* _Problems to work on_:
A) In the TRK-950 trial summary, on what schedule is TRK-950 given by intravenous infusion in Arm 1?
B) Duplicate the passage of the TRK-950 trial summary between "Details and patient" and "enrolled in Arm 3.", inclusive.

* _Source extract_:
+ + + + +
A Phase 1 Study Evaluating the Safety of TRK-950 in Patients With Advanced Solid Tumors

Toray Industries

Status and phase

Completed

Phase 1

Conditions

Locally Advanced or Metastatic Solid Carcinomas

Colon Cancer

Cholangiocarcinoma

Treatments

Biological: TRK-950

Study type

Interventional

Funder types

Industry

Identifiers

NCT02990481

950P1V01

Details and patient eligibility

About

To determine the maximum tolerated dose (MTD) and the dose limiting toxicities (DLTs) of TRK-950 as single agent
To establish the dose of TRK-950 recommended for future phase 2 studies

Full description

This study is a first-in-human study of TRK-950 in patients with advanced solid tumors and is primarily designed to determine the dose-limiting toxicities (DLT) and maximum tolerated dose (MTD) of TRK-950 administered via intravenous (IV) infusion once weekly for 3 weeks every 28 days in Arm 1.

Once enrollment in Arm 1 was completed, two dose schedules will be evaluated in Arm 2 to determine the dosing schedule. Up to six (6) patients will be enrolled respectively.

In parallel, to determine anti-tumor activity up to twelve (12) patients will be enrolled in Arm 3.
+ + + + +
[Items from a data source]
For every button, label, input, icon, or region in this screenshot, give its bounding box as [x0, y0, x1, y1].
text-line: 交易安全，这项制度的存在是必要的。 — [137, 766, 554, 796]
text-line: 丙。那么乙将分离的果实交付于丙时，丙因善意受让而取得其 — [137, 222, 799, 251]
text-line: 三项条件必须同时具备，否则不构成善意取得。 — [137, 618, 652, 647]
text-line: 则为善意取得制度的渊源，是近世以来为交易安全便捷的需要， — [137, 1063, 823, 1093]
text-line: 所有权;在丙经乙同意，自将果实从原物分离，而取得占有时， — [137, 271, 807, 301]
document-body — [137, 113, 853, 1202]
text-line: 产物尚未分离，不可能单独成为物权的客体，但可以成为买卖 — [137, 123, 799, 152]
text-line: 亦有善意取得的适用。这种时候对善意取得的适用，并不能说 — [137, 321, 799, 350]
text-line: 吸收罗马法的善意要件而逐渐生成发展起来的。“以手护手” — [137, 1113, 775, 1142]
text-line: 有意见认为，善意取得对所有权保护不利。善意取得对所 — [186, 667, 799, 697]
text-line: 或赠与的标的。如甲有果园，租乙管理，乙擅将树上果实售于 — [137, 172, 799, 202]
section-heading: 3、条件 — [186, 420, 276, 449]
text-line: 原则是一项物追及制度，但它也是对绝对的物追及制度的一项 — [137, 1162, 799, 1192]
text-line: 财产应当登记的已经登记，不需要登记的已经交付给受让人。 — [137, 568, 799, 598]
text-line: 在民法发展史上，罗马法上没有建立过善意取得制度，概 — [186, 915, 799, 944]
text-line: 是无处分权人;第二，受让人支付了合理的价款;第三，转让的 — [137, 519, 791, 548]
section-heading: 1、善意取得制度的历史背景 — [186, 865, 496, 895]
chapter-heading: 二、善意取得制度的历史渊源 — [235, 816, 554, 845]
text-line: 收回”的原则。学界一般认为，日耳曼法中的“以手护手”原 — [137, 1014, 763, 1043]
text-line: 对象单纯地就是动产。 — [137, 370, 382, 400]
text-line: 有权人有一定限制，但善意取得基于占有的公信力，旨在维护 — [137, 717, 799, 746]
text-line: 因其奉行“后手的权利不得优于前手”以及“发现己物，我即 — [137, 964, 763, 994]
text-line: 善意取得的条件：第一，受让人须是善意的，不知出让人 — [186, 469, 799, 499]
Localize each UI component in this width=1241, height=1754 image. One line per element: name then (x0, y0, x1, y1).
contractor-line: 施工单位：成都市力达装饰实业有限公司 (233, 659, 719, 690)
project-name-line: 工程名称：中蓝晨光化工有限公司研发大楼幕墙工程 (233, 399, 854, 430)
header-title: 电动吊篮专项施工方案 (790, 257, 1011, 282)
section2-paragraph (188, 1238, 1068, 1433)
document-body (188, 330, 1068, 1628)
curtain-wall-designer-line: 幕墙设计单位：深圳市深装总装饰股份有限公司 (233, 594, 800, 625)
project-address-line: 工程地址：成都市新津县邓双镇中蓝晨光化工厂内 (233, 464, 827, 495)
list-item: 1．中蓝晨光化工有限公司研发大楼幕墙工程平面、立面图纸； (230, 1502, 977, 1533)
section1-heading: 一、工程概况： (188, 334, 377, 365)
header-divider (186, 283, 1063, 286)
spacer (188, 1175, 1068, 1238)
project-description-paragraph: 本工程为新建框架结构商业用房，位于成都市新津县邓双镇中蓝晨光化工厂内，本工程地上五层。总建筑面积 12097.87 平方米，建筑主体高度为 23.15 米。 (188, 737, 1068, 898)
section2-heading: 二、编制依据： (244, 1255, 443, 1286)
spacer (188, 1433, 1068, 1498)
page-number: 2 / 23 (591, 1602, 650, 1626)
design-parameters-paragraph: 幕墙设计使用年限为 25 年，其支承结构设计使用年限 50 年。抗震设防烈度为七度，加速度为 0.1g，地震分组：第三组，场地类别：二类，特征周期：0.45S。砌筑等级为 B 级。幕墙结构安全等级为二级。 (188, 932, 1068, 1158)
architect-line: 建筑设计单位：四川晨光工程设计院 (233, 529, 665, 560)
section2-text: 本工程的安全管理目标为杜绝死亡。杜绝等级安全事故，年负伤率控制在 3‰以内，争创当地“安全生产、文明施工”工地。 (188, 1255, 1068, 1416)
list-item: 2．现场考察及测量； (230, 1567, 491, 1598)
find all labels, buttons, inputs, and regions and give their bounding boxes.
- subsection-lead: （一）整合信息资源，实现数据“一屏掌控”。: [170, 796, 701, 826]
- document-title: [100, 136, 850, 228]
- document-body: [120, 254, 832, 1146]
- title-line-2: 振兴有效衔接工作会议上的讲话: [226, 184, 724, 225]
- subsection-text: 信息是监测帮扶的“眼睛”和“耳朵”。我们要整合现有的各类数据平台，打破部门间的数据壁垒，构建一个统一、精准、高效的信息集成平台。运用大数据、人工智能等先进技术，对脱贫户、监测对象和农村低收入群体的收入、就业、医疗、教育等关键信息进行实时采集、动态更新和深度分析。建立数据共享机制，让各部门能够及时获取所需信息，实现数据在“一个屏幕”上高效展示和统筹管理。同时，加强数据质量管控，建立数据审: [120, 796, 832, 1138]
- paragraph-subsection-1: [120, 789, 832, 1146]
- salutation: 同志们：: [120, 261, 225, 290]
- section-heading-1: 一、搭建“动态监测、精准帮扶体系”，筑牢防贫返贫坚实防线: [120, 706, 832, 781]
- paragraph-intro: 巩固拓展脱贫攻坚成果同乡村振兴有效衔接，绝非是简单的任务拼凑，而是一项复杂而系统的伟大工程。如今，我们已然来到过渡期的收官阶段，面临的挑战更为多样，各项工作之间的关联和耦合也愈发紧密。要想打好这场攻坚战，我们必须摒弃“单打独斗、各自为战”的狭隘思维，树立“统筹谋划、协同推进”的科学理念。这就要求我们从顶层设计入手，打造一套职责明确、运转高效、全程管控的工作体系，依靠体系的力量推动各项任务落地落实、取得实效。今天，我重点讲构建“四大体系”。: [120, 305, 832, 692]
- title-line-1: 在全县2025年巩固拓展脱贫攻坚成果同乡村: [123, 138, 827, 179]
+ + + + +
* _Responses in order_:
A) Once weekly for 3 weeks every 28 days.

B)
Details and patient eligibility

About

To determine the maximum tolerated dose (MTD) and the dose limiting toxicities (DLTs) of TRK-950 as single agent
To establish the dose of TRK-950 recommended for future phase 2 studies

Full description

This study is a first-in-human study of TRK-950 in patients with advanced solid tumors and is primarily designed to determine the dose-limiting toxicities (DLT) and maximum tolerated dose (MTD) of TRK-950 administered via intravenous (IV) infusion once weekly for 3 weeks every 28 days in Arm 1.

Once enrollment in Arm 1 was completed, two dose schedules will be evaluated in Arm 2 to determine the dosing schedule. Up to six (6) patients will be enrolled respectively.

In parallel, to determine anti-tumor activity up to twelve (12) patients will be enrolled in Arm 3.